ITEMS:
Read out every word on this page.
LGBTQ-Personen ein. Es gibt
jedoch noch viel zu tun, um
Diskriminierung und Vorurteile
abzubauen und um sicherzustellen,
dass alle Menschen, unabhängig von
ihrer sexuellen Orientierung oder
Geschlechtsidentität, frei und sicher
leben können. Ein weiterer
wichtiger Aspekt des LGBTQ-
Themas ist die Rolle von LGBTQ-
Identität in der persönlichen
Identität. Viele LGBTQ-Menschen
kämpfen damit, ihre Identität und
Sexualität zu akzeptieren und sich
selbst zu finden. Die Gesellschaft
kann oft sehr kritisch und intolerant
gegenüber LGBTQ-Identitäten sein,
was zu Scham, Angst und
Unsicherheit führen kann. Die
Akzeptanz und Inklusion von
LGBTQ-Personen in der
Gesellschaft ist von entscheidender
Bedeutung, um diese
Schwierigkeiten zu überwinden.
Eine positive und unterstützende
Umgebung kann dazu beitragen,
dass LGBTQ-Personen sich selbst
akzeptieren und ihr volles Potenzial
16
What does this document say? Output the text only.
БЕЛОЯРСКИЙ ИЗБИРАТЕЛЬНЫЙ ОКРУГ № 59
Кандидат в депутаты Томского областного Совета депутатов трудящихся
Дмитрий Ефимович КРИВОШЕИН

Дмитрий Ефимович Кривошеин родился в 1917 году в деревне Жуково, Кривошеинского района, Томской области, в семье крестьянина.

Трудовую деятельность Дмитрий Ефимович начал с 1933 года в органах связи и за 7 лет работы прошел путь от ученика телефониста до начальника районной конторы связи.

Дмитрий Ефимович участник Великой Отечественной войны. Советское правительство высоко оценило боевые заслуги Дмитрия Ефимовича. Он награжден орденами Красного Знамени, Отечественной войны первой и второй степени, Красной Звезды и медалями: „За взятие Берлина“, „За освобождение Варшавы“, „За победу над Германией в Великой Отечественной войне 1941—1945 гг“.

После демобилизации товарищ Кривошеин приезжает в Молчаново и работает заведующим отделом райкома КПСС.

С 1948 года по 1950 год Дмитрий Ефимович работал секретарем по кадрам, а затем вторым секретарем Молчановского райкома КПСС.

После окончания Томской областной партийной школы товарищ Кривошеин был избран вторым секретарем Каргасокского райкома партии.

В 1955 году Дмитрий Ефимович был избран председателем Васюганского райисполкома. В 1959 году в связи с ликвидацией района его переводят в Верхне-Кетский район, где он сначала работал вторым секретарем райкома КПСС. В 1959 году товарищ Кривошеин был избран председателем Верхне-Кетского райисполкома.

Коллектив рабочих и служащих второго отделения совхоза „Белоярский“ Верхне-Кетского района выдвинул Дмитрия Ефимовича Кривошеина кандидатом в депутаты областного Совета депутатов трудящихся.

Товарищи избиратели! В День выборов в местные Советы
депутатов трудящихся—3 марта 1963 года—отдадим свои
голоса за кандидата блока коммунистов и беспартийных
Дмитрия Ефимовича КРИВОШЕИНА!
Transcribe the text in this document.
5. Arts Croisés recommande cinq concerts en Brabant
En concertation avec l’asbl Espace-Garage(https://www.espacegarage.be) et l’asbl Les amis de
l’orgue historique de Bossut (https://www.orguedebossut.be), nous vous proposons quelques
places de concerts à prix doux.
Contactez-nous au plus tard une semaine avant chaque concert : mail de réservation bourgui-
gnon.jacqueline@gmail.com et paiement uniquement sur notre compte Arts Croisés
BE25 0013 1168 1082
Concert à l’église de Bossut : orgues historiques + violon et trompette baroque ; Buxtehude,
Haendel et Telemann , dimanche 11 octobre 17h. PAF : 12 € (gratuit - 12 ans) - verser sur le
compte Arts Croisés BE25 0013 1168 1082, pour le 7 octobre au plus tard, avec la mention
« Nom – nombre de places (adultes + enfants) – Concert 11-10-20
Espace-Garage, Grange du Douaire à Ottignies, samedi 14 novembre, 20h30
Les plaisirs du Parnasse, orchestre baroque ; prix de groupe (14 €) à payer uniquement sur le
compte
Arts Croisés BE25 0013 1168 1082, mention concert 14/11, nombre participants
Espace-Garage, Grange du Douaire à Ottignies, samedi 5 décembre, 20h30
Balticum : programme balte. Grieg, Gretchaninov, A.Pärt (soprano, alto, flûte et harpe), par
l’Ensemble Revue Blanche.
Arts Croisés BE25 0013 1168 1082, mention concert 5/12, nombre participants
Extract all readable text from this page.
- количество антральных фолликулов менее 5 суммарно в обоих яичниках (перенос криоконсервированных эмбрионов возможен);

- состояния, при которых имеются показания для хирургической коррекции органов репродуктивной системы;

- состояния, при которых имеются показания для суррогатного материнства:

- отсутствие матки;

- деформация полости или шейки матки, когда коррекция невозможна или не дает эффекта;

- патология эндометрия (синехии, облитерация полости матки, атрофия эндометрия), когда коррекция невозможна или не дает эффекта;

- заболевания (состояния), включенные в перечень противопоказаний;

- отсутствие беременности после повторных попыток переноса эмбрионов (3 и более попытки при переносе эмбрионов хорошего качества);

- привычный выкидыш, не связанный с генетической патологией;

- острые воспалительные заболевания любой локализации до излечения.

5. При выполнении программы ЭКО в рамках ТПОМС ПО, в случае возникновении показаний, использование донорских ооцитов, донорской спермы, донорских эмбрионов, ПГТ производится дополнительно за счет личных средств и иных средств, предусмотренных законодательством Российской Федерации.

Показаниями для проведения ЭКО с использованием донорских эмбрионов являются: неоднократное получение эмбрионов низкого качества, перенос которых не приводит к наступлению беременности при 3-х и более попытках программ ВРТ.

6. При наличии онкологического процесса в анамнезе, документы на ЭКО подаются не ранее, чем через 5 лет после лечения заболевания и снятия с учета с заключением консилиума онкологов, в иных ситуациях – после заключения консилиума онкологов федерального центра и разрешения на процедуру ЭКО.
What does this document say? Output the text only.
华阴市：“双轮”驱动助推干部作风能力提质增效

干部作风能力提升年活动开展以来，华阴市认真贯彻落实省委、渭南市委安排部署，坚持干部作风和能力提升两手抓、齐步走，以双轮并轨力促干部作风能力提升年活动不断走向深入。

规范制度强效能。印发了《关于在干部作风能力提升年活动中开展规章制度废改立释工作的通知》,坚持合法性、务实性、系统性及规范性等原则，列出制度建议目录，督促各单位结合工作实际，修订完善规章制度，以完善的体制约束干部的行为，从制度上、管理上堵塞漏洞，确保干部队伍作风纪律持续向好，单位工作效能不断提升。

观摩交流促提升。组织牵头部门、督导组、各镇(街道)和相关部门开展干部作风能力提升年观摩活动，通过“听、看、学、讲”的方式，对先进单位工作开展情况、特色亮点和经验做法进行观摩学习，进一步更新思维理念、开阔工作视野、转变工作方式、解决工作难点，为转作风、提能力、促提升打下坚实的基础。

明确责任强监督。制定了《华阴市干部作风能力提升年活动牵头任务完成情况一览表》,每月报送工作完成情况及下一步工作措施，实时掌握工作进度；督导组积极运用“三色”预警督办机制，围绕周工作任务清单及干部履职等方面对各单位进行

JOB:
Retype the listing. Match it exactly.

COMPLETED TASK:
Read out every word on this page.
LGBTQ-Personen ein. Es gibt
jedoch noch viel zu tun, um
Diskriminierung und Vorurteile
abzubauen und um sicherzustellen,
dass alle Menschen, unabhängig von
ihrer sexuellen Orientierung oder
Geschlechtsidentität, frei und sicher
leben können. Ein weiterer
wichtiger Aspekt des LGBTQ-
Themas ist die Rolle von LGBTQ-
Identität in der persönlichen
Identität. Viele LGBTQ-Menschen
kämpfen damit, ihre Identität und
Sexualität zu akzeptieren und sich
selbst zu finden. Die Gesellschaft
kann oft sehr kritisch und intolerant
gegenüber LGBTQ-Identitäten sein,
was zu Scham, Angst und
Unsicherheit führen kann. Die
Akzeptanz und Inklusion von
LGBTQ-Personen in der
Gesellschaft ist von entscheidender
Bedeutung, um diese
Schwierigkeiten zu überwinden.
Eine positive und unterstützende
Umgebung kann dazu beitragen,
dass LGBTQ-Personen sich selbst
akzeptieren und ihr volles Potenzial
16
What does this document say? Output the text only.
БЕЛОЯРСКИЙ ИЗБИРАТЕЛЬНЫЙ ОКРУГ № 59
Кандидат в депутаты Томского областного Совета депутатов трудящихся
Дмитрий Ефимович КРИВОШЕИН

Дмитрий Ефимович Кривошеин родился в 1917 году в деревне Жуково, Кривошеинского района, Томской области, в семье крестьянина.

Трудовую деятельность Дмитрий Ефимович начал с 1933 года в органах связи и за 7 лет работы прошел путь от ученика телефониста до начальника районной конторы связи.

Дмитрий Ефимович участник Великой Отечественной войны. Советское правительство высоко оценило боевые заслуги Дмитрия Ефимовича. Он награжден орденами Красного Знамени, Отечественной войны первой и второй степени, Красной Звезды и медалями: „За взятие Берлина“, „За освобождение Варшавы“, „За победу над Германией в Великой Отечественной войне 1941—1945 гг“.

После демобилизации товарищ Кривошеин приезжает в Молчаново и работает заведующим отделом райкома КПСС.

С 1948 года по 1950 год Дмитрий Ефимович работал секретарем по кадрам, а затем вторым секретарем Молчановского райкома КПСС.

После окончания Томской областной партийной школы товарищ Кривошеин был избран вторым секретарем Каргасокского райкома партии.

В 1955 году Дмитрий Ефимович был избран председателем Васюганского райисполкома. В 1959 году в связи с ликвидацией района его переводят в Верхне-Кетский район, где он сначала работал вторым секретарем райкома КПСС. В 1959 году товарищ Кривошеин был избран председателем Верхне-Кетского райисполкома.

Коллектив рабочих и служащих второго отделения совхоза „Белоярский“ Верхне-Кетского района выдвинул Дмитрия Ефимовича Кривошеина кандидатом в депутаты областного Совета депутатов трудящихся.

Товарищи избиратели! В День выборов в местные Советы
депутатов трудящихся—3 марта 1963 года—отдадим свои
голоса за кандидата блока коммунистов и беспартийных
Дмитрия Ефимовича КРИВОШЕИНА!
Transcribe the text in this document.
5. Arts Croisés recommande cinq concerts en Brabant
En concertation avec l’asbl Espace-Garage(https://www.espacegarage.be) et l’asbl Les amis de
l’orgue historique de Bossut (https://www.orguedebossut.be), nous vous proposons quelques
places de concerts à prix doux.
Contactez-nous au plus tard une semaine avant chaque concert : mail de réservation bourgui-
gnon.jacqueline@gmail.com et paiement uniquement sur notre compte Arts Croisés
BE25 0013 1168 1082
Concert à l’église de Bossut : orgues historiques + violon et trompette baroque ; Buxtehude,
Haendel et Telemann , dimanche 11 octobre 17h. PAF : 12 € (gratuit - 12 ans) - verser sur le
compte Arts Croisés BE25 0013 1168 1082, pour le 7 octobre au plus tard, avec la mention
« Nom – nombre de places (adultes + enfants) – Concert 11-10-20
Espace-Garage, Grange du Douaire à Ottignies, samedi 14 novembre, 20h30
Les plaisirs du Parnasse, orchestre baroque ; prix de groupe (14 €) à payer uniquement sur le
compte
Arts Croisés BE25 0013 1168 1082, mention concert 14/11, nombre participants
Espace-Garage, Grange du Douaire à Ottignies, samedi 5 décembre, 20h30
Balticum : programme balte. Grieg, Gretchaninov, A.Pärt (soprano, alto, flûte et harpe), par
l’Ensemble Revue Blanche.
Arts Croisés BE25 0013 1168 1082, mention concert 5/12, nombre participants
Extract all readable text from this page.
- количество антральных фолликулов менее 5 суммарно в обоих яичниках (перенос криоконсервированных эмбрионов возможен);

- состояния, при которых имеются показания для хирургической коррекции органов репродуктивной системы;

- состояния, при которых имеются показания для суррогатного материнства:

- отсутствие матки;

- деформация полости или шейки матки, когда коррекция невозможна или не дает эффекта;

- патология эндометрия (синехии, облитерация полости матки, атрофия эндометрия), когда коррекция невозможна или не дает эффекта;

- заболевания (состояния), включенные в перечень противопоказаний;

- отсутствие беременности после повторных попыток переноса эмбрионов (3 и более попытки при переносе эмбрионов хорошего качества);

- привычный выкидыш, не связанный с генетической патологией;

- острые воспалительные заболевания любой локализации до излечения.

5. При выполнении программы ЭКО в рамках ТПОМС ПО, в случае возникновении показаний, использование донорских ооцитов, донорской спермы, донорских эмбрионов, ПГТ производится дополнительно за счет личных средств и иных средств, предусмотренных законодательством Российской Федерации.

Показаниями для проведения ЭКО с использованием донорских эмбрионов являются: неоднократное получение эмбрионов низкого качества, перенос которых не приводит к наступлению беременности при 3-х и более попытках программ ВРТ.

6. При наличии онкологического процесса в анамнезе, документы на ЭКО подаются не ранее, чем через 5 лет после лечения заболевания и снятия с учета с заключением консилиума онкологов, в иных ситуациях – после заключения консилиума онкологов федерального центра и разрешения на процедуру ЭКО.
What does this document say? Output the text only.
华阴市：“双轮”驱动助推干部作风能力提质增效

干部作风能力提升年活动开展以来，华阴市认真贯彻落实省委、渭南市委安排部署，坚持干部作风和能力提升两手抓、齐步走，以双轮并轨力促干部作风能力提升年活动不断走向深入。

规范制度强效能。印发了《关于在干部作风能力提升年活动中开展规章制度废改立释工作的通知》,坚持合法性、务实性、系统性及规范性等原则，列出制度建议目录，督促各单位结合工作实际，修订完善规章制度，以完善的体制约束干部的行为，从制度上、管理上堵塞漏洞，确保干部队伍作风纪律持续向好，单位工作效能不断提升。

观摩交流促提升。组织牵头部门、督导组、各镇(街道)和相关部门开展干部作风能力提升年观摩活动，通过“听、看、学、讲”的方式，对先进单位工作开展情况、特色亮点和经验做法进行观摩学习，进一步更新思维理念、开阔工作视野、转变工作方式、解决工作难点，为转作风、提能力、促提升打下坚实的基础。

明确责任强监督。制定了《华阴市干部作风能力提升年活动牵头任务完成情况一览表》,每月报送工作完成情况及下一步工作措施，实时掌握工作进度；督导组积极运用“三色”预警督办机制，围绕周工作任务清单及干部履职等方面对各单位进行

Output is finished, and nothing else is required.